Source records:
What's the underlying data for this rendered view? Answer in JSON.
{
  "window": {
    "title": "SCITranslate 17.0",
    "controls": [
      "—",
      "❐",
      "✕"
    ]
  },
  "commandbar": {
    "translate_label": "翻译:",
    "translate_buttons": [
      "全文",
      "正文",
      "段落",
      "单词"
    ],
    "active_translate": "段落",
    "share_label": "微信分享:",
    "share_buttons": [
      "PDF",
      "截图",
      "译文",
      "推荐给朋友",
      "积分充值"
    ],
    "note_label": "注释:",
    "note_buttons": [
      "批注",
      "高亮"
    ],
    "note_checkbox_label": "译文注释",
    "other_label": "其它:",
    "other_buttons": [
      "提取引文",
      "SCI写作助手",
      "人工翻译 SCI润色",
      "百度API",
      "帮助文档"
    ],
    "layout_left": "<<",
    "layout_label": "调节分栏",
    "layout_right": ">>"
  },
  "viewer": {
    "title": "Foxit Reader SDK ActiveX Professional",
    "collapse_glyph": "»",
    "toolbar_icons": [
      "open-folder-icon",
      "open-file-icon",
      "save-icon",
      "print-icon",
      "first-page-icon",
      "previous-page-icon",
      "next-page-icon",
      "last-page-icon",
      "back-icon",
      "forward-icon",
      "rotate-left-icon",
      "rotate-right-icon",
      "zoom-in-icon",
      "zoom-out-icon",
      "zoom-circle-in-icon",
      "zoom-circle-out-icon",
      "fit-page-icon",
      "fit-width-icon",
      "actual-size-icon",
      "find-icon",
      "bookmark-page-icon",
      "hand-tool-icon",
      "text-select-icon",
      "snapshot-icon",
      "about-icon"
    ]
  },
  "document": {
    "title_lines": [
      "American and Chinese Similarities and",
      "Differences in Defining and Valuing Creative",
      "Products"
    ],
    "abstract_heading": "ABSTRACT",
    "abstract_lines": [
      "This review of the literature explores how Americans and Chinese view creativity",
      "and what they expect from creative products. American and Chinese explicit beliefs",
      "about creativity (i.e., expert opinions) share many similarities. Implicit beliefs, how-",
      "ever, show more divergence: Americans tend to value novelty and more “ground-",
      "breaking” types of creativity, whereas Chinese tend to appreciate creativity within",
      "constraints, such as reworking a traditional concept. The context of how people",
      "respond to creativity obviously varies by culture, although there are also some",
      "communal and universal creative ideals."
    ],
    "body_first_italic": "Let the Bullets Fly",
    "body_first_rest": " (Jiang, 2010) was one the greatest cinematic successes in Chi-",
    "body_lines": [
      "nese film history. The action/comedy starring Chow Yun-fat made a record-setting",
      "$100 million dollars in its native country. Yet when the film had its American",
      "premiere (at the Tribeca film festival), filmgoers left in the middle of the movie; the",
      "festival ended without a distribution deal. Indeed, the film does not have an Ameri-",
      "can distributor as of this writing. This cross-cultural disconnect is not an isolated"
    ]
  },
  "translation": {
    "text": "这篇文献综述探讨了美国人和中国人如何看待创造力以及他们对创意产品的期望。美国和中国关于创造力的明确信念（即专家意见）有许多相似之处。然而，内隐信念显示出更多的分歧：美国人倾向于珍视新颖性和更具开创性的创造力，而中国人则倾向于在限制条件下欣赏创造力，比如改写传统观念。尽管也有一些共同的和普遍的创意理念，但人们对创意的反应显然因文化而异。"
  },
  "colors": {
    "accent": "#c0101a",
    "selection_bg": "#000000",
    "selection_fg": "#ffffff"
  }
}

What to work on:
Restate the whole listing exactly, leaving out nothing.

Result for this task:
What's the underlying data for this rendered view? Answer in JSON.
{
  "window": {
    "title": "SCITranslate 17.0",
    "controls": [
      "—",
      "❐",
      "✕"
    ]
  },
  "commandbar": {
    "translate_label": "翻译:",
    "translate_buttons": [
      "全文",
      "正文",
      "段落",
      "单词"
    ],
    "active_translate": "段落",
    "share_label": "微信分享:",
    "share_buttons": [
      "PDF",
      "截图",
      "译文",
      "推荐给朋友",
      "积分充值"
    ],
    "note_label": "注释:",
    "note_buttons": [
      "批注",
      "高亮"
    ],
    "note_checkbox_label": "译文注释",
    "other_label": "其它:",
    "other_buttons": [
      "提取引文",
      "SCI写作助手",
      "人工翻译 SCI润色",
      "百度API",
      "帮助文档"
    ],
    "layout_left": "<<",
    "layout_label": "调节分栏",
    "layout_right": ">>"
  },
  "viewer": {
    "title": "Foxit Reader SDK ActiveX Professional",
    "collapse_glyph": "»",
    "toolbar_icons": [
      "open-folder-icon",
      "open-file-icon",
      "save-icon",
      "print-icon",
      "first-page-icon",
      "previous-page-icon",
      "next-page-icon",
      "last-page-icon",
      "back-icon",
      "forward-icon",
      "rotate-left-icon",
      "rotate-right-icon",
      "zoom-in-icon",
      "zoom-out-icon",
      "zoom-circle-in-icon",
      "zoom-circle-out-icon",
      "fit-page-icon",
      "fit-width-icon",
      "actual-size-icon",
      "find-icon",
      "bookmark-page-icon",
      "hand-tool-icon",
      "text-select-icon",
      "snapshot-icon",
      "about-icon"
    ]
  },
  "document": {
    "title_lines": [
      "American and Chinese Similarities and",
      "Differences in Defining and Valuing Creative",
      "Products"
    ],
    "abstract_heading": "ABSTRACT",
    "abstract_lines": [
      "This review of the literature explores how Americans and Chinese view creativity",
      "and what they expect from creative products. American and Chinese explicit beliefs",
      "about creativity (i.e., expert opinions) share many similarities. Implicit beliefs, how-",
      "ever, show more divergence: Americans tend to value novelty and more “ground-",
      "breaking” types of creativity, whereas Chinese tend to appreciate creativity within",
      "constraints, such as reworking a traditional concept. The context of how people",
      "respond to creativity obviously varies by culture, although there are also some",
      "communal and universal creative ideals."
    ],
    "body_first_italic": "Let the Bullets Fly",
    "body_first_rest": " (Jiang, 2010) was one the greatest cinematic successes in Chi-",
    "body_lines": [
      "nese film history. The action/comedy starring Chow Yun-fat made a record-setting",
      "$100 million dollars in its native country. Yet when the film had its American",
      "premiere (at the Tribeca film festival), filmgoers left in the middle of the movie; the",
      "festival ended without a distribution deal. Indeed, the film does not have an Ameri-",
      "can distributor as of this writing. This cross-cultural disconnect is not an isolated"
    ]
  },
  "translation": {
    "text": "这篇文献综述探讨了美国人和中国人如何看待创造力以及他们对创意产品的期望。美国和中国关于创造力的明确信念（即专家意见）有许多相似之处。然而，内隐信念显示出更多的分歧：美国人倾向于珍视新颖性和更具开创性的创造力，而中国人则倾向于在限制条件下欣赏创造力，比如改写传统观念。尽管也有一些共同的和普遍的创意理念，但人们对创意的反应显然因文化而异。"
  },
  "colors": {
    "accent": "#c0101a",
    "selection_bg": "#000000",
    "selection_fg": "#ffffff"
  }
}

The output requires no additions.